Return all lines with the word "triển" in them.

Saved entries
# # # #

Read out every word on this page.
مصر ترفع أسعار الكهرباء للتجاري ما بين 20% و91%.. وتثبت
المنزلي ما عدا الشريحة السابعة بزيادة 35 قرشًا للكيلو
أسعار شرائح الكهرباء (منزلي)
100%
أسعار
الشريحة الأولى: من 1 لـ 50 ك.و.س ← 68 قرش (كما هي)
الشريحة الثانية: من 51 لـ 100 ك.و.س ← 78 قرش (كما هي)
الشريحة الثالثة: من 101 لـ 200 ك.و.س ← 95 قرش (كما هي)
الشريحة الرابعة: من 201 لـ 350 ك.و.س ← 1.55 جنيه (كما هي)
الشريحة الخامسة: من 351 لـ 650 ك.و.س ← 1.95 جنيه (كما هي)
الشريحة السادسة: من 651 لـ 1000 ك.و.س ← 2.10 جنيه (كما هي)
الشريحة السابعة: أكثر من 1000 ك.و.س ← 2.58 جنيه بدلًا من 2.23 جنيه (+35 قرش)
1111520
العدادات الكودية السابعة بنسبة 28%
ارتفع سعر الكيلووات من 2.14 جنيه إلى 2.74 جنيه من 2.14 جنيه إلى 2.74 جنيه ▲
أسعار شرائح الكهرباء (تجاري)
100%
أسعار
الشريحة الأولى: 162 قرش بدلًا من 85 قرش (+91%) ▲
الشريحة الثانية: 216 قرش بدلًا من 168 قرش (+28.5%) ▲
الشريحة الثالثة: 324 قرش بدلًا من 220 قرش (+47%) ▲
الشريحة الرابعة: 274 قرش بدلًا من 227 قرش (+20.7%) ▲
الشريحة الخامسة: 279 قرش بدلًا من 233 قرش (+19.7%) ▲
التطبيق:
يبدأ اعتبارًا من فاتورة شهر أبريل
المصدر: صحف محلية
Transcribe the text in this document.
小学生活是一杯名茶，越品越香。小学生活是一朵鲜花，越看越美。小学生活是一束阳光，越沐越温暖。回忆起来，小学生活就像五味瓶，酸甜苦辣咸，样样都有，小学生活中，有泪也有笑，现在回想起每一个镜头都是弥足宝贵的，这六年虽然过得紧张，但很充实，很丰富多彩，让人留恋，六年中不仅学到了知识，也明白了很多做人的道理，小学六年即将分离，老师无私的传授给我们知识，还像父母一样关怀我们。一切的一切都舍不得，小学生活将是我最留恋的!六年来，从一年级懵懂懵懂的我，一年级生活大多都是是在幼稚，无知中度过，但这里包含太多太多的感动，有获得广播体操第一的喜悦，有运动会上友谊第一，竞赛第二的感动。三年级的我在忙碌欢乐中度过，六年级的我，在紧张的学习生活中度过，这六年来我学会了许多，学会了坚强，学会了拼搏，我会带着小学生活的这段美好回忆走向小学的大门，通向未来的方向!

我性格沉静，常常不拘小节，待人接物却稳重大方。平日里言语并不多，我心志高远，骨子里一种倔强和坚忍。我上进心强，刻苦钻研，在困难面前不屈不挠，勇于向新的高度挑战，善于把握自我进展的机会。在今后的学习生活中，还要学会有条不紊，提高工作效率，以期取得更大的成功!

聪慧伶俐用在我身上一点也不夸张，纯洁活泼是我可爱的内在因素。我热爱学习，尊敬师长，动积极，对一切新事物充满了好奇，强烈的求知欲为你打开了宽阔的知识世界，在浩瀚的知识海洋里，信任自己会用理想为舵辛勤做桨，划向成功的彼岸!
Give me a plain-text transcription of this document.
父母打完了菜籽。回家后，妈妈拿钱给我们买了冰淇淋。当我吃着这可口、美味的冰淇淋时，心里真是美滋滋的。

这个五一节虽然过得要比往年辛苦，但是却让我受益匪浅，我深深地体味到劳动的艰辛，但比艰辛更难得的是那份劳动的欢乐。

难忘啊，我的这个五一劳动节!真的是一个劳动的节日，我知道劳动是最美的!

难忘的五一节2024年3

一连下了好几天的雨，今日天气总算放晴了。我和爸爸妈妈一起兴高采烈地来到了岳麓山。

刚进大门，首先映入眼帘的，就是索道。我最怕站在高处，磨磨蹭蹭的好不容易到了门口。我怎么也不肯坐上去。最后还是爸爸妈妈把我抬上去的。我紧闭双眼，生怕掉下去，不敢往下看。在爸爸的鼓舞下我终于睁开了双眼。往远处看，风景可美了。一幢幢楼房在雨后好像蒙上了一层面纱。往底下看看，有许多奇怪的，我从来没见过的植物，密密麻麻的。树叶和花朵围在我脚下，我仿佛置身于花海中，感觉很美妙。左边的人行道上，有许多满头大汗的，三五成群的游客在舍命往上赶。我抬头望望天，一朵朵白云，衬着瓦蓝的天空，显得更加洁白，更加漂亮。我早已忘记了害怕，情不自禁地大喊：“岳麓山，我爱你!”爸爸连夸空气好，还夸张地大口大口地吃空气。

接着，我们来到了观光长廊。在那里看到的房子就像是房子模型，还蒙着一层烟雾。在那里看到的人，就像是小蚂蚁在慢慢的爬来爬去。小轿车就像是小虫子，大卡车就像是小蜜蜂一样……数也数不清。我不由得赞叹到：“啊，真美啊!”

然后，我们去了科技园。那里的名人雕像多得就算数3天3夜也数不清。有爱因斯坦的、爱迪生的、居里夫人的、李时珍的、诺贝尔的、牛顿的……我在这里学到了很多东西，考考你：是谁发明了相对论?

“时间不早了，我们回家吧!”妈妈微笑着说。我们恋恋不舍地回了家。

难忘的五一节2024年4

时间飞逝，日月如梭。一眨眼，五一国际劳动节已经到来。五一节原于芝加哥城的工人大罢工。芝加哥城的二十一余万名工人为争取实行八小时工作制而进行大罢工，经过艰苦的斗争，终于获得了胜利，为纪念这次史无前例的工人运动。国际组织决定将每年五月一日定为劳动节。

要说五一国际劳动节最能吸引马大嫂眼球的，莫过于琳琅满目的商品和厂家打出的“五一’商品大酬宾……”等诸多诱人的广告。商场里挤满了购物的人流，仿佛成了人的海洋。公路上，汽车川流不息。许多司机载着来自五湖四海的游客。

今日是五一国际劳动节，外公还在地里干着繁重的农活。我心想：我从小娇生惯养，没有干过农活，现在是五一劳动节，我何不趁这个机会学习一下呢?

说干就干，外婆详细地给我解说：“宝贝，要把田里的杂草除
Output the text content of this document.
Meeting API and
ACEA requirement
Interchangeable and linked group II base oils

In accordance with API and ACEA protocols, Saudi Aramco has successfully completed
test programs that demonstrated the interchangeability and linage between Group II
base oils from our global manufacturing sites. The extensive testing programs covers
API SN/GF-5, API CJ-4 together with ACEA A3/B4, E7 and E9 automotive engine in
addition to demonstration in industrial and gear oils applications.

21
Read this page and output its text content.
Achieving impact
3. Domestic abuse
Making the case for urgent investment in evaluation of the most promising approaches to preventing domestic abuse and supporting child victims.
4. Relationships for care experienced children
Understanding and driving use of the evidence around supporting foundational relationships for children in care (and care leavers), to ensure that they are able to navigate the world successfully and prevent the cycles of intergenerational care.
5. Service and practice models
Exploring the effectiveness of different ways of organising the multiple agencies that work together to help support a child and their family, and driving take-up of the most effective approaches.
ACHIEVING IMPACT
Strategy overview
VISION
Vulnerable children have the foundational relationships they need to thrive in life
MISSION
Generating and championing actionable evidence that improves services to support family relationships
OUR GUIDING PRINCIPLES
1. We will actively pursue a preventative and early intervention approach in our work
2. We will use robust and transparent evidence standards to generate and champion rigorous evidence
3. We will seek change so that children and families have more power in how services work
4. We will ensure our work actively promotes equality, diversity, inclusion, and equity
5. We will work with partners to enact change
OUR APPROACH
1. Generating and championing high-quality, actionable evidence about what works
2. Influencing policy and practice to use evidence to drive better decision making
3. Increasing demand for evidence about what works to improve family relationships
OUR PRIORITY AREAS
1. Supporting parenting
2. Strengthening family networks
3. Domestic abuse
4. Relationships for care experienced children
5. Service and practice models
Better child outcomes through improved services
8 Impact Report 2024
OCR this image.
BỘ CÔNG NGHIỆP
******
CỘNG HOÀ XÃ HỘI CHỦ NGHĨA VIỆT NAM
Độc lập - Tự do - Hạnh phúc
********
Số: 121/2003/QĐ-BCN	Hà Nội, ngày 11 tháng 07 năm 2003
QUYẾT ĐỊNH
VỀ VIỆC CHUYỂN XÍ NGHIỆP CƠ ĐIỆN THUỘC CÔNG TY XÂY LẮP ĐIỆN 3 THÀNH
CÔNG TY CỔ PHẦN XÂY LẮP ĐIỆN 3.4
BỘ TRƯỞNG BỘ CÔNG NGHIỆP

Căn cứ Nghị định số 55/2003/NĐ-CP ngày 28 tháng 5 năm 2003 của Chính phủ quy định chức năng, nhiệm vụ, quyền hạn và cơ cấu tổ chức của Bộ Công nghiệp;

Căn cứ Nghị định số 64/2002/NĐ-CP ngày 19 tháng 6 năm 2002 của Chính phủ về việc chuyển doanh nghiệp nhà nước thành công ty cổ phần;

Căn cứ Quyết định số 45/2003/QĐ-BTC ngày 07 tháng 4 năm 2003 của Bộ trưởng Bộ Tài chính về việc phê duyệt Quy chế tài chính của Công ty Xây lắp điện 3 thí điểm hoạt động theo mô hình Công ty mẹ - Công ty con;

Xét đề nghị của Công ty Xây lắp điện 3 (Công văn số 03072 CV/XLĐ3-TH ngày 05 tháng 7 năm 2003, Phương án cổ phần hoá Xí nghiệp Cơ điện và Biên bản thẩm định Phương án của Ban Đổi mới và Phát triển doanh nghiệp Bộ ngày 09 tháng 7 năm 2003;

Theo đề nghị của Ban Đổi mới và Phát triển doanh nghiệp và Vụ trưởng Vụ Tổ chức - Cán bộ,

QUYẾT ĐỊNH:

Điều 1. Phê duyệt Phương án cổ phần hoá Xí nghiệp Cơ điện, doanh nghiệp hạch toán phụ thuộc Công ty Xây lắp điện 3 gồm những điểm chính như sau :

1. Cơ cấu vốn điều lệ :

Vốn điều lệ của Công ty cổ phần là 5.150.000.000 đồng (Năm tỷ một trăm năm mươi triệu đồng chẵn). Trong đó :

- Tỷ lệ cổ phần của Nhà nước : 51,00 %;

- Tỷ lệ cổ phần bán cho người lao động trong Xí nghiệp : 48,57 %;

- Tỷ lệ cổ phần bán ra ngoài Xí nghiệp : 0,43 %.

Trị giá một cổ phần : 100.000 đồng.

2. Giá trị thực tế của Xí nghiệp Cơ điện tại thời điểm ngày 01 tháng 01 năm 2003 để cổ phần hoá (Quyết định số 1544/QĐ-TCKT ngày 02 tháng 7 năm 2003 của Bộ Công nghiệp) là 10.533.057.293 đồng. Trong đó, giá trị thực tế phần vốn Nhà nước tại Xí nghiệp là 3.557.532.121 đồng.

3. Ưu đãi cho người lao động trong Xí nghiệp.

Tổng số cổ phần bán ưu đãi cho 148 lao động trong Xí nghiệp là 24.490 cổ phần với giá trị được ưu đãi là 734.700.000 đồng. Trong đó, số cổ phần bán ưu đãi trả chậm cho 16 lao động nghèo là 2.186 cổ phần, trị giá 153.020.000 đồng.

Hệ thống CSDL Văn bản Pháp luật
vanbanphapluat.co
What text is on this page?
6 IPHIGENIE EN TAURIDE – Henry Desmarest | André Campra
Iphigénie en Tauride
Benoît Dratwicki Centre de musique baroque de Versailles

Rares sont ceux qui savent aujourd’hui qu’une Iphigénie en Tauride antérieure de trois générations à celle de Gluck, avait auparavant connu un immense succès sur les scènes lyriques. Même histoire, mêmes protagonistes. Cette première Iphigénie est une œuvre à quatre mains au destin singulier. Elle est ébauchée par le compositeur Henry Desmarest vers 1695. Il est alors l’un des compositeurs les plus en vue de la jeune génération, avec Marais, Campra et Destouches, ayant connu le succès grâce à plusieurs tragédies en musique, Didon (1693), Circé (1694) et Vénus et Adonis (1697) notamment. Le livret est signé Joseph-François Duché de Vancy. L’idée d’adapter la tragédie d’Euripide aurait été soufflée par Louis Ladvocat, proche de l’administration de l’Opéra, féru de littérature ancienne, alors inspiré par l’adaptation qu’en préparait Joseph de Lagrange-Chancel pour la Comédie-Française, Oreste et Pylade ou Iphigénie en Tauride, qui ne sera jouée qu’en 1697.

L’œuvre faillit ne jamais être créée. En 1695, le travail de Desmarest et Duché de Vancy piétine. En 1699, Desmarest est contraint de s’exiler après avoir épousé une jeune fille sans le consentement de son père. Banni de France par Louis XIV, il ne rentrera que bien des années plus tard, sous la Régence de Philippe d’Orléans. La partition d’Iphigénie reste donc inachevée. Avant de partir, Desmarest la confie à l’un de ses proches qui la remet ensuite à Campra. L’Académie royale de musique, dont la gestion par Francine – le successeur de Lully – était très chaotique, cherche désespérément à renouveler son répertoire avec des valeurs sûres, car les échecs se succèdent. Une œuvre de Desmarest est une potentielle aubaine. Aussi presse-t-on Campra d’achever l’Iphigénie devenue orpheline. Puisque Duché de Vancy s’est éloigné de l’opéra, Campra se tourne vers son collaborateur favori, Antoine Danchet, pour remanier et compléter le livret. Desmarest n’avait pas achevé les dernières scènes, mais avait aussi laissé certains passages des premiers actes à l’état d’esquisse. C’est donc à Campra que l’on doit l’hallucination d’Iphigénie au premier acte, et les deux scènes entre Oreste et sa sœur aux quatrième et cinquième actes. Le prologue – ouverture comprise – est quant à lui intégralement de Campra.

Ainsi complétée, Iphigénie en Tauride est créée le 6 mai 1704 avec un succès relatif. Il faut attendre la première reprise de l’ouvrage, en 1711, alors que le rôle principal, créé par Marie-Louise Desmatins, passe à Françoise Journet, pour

# # # #

• Written reply:
Xét đề nghị của Công ty Xây lắp điện 3 (Công văn số 03072 CV/XLĐ3-TH ngày 05 tháng 7 năm 2003, Phương án cổ phần hoá Xí nghiệp Cơ điện và Biên bản thẩm định Phương án của Ban Đổi mới và Phát triển doanh nghiệp Bộ ngày 09 tháng 7 năm 2003;
Theo đề nghị của Ban Đổi mới và Phát triển doanh nghiệp và Vụ trưởng Vụ Tổ chức - Cán bộ,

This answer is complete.